Disney has, since around 2016, muscled it’s way into the Parental Control (P.C.) market with their Circle product. They have unlimited funds, a global marketing empire, and have put ads for this product everywhere. Disney Circle is sold in virtually every retail channel. I’ve helped many parents remotely configure their routers, and from time to time have been presented with a Disney Circle ad when trying to log into Netgear routers! The marketing is slick, and the product is sold everywhere.

So the question is – is the Disney Circle A) comparable to Kibosh, and B) something worth looking at to protect your family?

Before I answer those questions let me set the stage.

First, I will never disparage another P.C. company unless they are blatantly lying to their customers because: 1) I respect that they put forth the effort to solve this obvious, and very tough problem (Internet Pornography), and 2) I look at them as comrades in arms fighting the same enemy.  For example, is Net Nanny’s P.C. software realistically viable in today’s plethora of devices and operating systems? No, not really, but they have been around fighting the good fight for many years, and I would still recommend them in the right situation (which I have). Same with Covenant Eyes. For years, before I created the Kibosh Filter, I recommended Covenant Eyes because I knew from experience that nothing worked at blocking the bad stuff, and CE was the only legitimate solution if you wanted to quit (in case you don’t know, CE uses logging & accountability to break bad habits, and form new ones, not the actual blocking of bad content). I still recommend them, in conjunction with Kibosh, in the right situation.

Written exercise 1:
Please swap "Performance" for "Score" throughout the layout dataset entries and write out every one of those records again with nothing else changed.

Layout dataset entries:
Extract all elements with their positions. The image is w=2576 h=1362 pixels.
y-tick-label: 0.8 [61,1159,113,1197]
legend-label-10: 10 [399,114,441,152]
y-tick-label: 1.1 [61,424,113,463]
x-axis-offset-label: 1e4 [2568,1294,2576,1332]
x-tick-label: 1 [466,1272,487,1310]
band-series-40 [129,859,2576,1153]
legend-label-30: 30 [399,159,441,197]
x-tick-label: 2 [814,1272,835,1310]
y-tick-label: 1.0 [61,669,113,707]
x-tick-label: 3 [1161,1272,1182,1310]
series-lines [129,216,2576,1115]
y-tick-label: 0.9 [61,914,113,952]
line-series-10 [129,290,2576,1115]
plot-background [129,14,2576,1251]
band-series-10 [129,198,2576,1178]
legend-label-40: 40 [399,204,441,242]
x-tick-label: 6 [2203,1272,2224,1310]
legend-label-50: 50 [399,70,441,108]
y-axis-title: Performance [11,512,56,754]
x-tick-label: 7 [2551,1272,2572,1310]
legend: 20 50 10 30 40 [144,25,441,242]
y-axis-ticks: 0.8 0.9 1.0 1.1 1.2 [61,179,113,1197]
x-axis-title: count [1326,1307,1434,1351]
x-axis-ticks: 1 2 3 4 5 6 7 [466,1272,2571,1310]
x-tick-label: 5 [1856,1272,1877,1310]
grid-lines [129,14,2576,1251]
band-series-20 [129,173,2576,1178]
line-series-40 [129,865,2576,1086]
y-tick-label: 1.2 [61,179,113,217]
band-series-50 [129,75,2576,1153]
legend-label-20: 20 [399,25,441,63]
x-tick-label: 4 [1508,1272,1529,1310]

Written exercise 2:
In the article on Disney Circle, what does Covenant Eyes use instead of blocking bad content?

Expected answer 1:
Extract all elements with their positions. The image is w=2576 h=1362 pixels.
y-tick-label: 0.8 [61,1159,113,1197]
legend-label-10: 10 [399,114,441,152]
y-tick-label: 1.1 [61,424,113,463]
x-axis-offset-label: 1e4 [2568,1294,2576,1332]
x-tick-label: 1 [466,1272,487,1310]
band-series-40 [129,859,2576,1153]
legend-label-30: 30 [399,159,441,197]
x-tick-label: 2 [814,1272,835,1310]
y-tick-label: 1.0 [61,669,113,707]
x-tick-label: 3 [1161,1272,1182,1310]
series-lines [129,216,2576,1115]
y-tick-label: 0.9 [61,914,113,952]
line-series-10 [129,290,2576,1115]
plot-background [129,14,2576,1251]
band-series-10 [129,198,2576,1178]
legend-label-40: 40 [399,204,441,242]
x-tick-label: 6 [2203,1272,2224,1310]
legend-label-50: 50 [399,70,441,108]
y-axis-title: Score [11,512,56,754]
x-tick-label: 7 [2551,1272,2572,1310]
legend: 20 50 10 30 40 [144,25,441,242]
y-axis-ticks: 0.8 0.9 1.0 1.1 1.2 [61,179,113,1197]
x-axis-title: count [1326,1307,1434,1351]
x-axis-ticks: 1 2 3 4 5 6 7 [466,1272,2571,1310]
x-tick-label: 5 [1856,1272,1877,1310]
grid-lines [129,14,2576,1251]
band-series-20 [129,173,2576,1178]
line-series-40 [129,865,2576,1086]
y-tick-label: 1.2 [61,179,113,217]
band-series-50 [129,75,2576,1153]
legend-label-20: 20 [399,25,441,63]
x-tick-label: 4 [1508,1272,1529,1310]

Expected answer 2:
Logging and accountability, to break bad habits and form new ones.